Each entry below should be written out exactly as it is, with no pictures.

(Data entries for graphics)
⟨

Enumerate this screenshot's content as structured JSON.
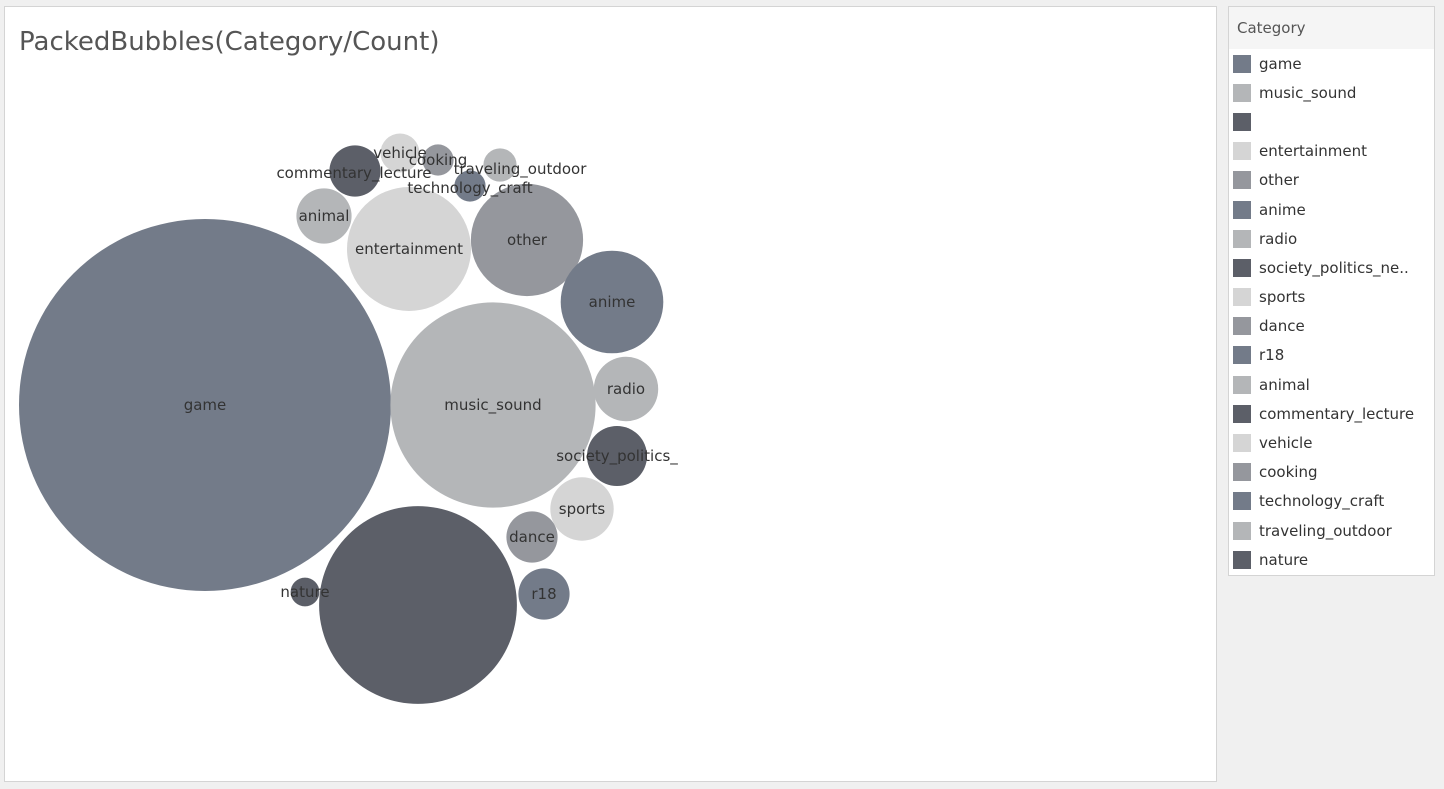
{
  "chart_data": {
    "type": "packed-bubble",
    "title": "PackedBubbles(Category/Count)",
    "size_field": "Count",
    "color_field": "Category",
    "palette": [
      "#737b89",
      "#b4b6b8",
      "#5c5f68",
      "#d5d5d5",
      "#95979d"
    ],
    "bubbles": [
      {
        "category": "game",
        "value": 1000,
        "label": "game"
      },
      {
        "category": "",
        "value": 283,
        "label": ""
      },
      {
        "category": "music_sound",
        "value": 304,
        "label": "music_sound"
      },
      {
        "category": "entertainment",
        "value": 111,
        "label": "entertainment"
      },
      {
        "category": "other",
        "value": 91,
        "label": "other"
      },
      {
        "category": "anime",
        "value": 76,
        "label": "anime"
      },
      {
        "category": "radio",
        "value": 30,
        "label": "radio"
      },
      {
        "category": "society_politics_news",
        "value": 26,
        "label": "society_politics_"
      },
      {
        "category": "sports",
        "value": 29,
        "label": "sports"
      },
      {
        "category": "dance",
        "value": 19,
        "label": "dance"
      },
      {
        "category": "r18",
        "value": 19,
        "label": "r18"
      },
      {
        "category": "animal",
        "value": 22,
        "label": "animal"
      },
      {
        "category": "commentary_lecture",
        "value": 19,
        "label": "commentary_lecture"
      },
      {
        "category": "vehicle",
        "value": 11,
        "label": "vehicle"
      },
      {
        "category": "cooking",
        "value": 7,
        "label": "cooking"
      },
      {
        "category": "technology_craft",
        "value": 7,
        "label": "technology_craft"
      },
      {
        "category": "traveling_outdoor",
        "value": 8,
        "label": "traveling_outdoor"
      },
      {
        "category": "nature",
        "value": 6,
        "label": "nature"
      }
    ]
  },
  "legend": {
    "title": "Category",
    "items": [
      {
        "label": "game",
        "color": "#737b89"
      },
      {
        "label": "music_sound",
        "color": "#b4b6b8"
      },
      {
        "label": "",
        "color": "#5c5f68"
      },
      {
        "label": "entertainment",
        "color": "#d5d5d5"
      },
      {
        "label": "other",
        "color": "#95979d"
      },
      {
        "label": "anime",
        "color": "#737b89"
      },
      {
        "label": "radio",
        "color": "#b4b6b8"
      },
      {
        "label": "society_politics_ne..",
        "color": "#5c5f68"
      },
      {
        "label": "sports",
        "color": "#d5d5d5"
      },
      {
        "label": "dance",
        "color": "#95979d"
      },
      {
        "label": "r18",
        "color": "#737b89"
      },
      {
        "label": "animal",
        "color": "#b4b6b8"
      },
      {
        "label": "commentary_lecture",
        "color": "#5c5f68"
      },
      {
        "label": "vehicle",
        "color": "#d5d5d5"
      },
      {
        "label": "cooking",
        "color": "#95979d"
      },
      {
        "label": "technology_craft",
        "color": "#737b89"
      },
      {
        "label": "traveling_outdoor",
        "color": "#b4b6b8"
      },
      {
        "label": "nature",
        "color": "#5c5f68"
      }
    ]
  }
}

⟩

- REPLY TO THE EXERCISE:
Enumerate this screenshot's content as structured JSON.
{
  "chart_data": {
    "type": "packed-bubble",
    "title": "PackedBubbles(Category/Count)",
    "size_field": "Count",
    "color_field": "Category",
    "palette": [
      "#737b89",
      "#b4b6b8",
      "#5c5f68",
      "#d5d5d5",
      "#95979d"
    ],
    "bubbles": [
      {
        "category": "game",
        "value": 1000,
        "label": "game"
      },
      {
        "category": "",
        "value": 283,
        "label": ""
      },
      {
        "category": "music_sound",
        "value": 304,
        "label": "music_sound"
      },
      {
        "category": "entertainment",
        "value": 111,
        "label": "entertainment"
      },
      {
        "category": "other",
        "value": 91,
        "label": "other"
      },
      {
        "category": "anime",
        "value": 76,
        "label": "anime"
      },
      {
        "category": "radio",
        "value": 30,
        "label": "radio"
      },
      {
        "category": "society_politics_news",
        "value": 26,
        "label": "society_politics_"
      },
      {
        "category": "sports",
        "value": 29,
        "label": "sports"
      },
      {
        "category": "dance",
        "value": 19,
        "label": "dance"
      },
      {
        "category": "r18",
        "value": 19,
        "label": "r18"
      },
      {
        "category": "animal",
        "value": 22,
        "label": "animal"
      },
      {
        "category": "commentary_lecture",
        "value": 19,
        "label": "commentary_lecture"
      },
      {
        "category": "vehicle",
        "value": 11,
        "label": "vehicle"
      },
      {
        "category": "cooking",
        "value": 7,
        "label": "cooking"
      },
      {
        "category": "technology_craft",
        "value": 7,
        "label": "technology_craft"
      },
      {
        "category": "traveling_outdoor",
        "value": 8,
        "label": "traveling_outdoor"
      },
      {
        "category": "nature",
        "value": 6,
        "label": "nature"
      }
    ]
  },
  "legend": {
    "title": "Category",
    "items": [
      {
        "label": "game",
        "color": "#737b89"
      },
      {
        "label": "music_sound",
        "color": "#b4b6b8"
      },
      {
        "label": "",
        "color": "#5c5f68"
      },
      {
        "label": "entertainment",
        "color": "#d5d5d5"
      },
      {
        "label": "other",
        "color": "#95979d"
      },
      {
        "label": "anime",
        "color": "#737b89"
      },
      {
        "label": "radio",
        "color": "#b4b6b8"
      },
      {
        "label": "society_politics_ne..",
        "color": "#5c5f68"
      },
      {
        "label": "sports",
        "color": "#d5d5d5"
      },
      {
        "label": "dance",
        "color": "#95979d"
      },
      {
        "label": "r18",
        "color": "#737b89"
      },
      {
        "label": "animal",
        "color": "#b4b6b8"
      },
      {
        "label": "commentary_lecture",
        "color": "#5c5f68"
      },
      {
        "label": "vehicle",
        "color": "#d5d5d5"
      },
      {
        "label": "cooking",
        "color": "#95979d"
      },
      {
        "label": "technology_craft",
        "color": "#737b89"
      },
      {
        "label": "traveling_outdoor",
        "color": "#b4b6b8"
      },
      {
        "label": "nature",
        "color": "#5c5f68"
      }
    ]
  }
}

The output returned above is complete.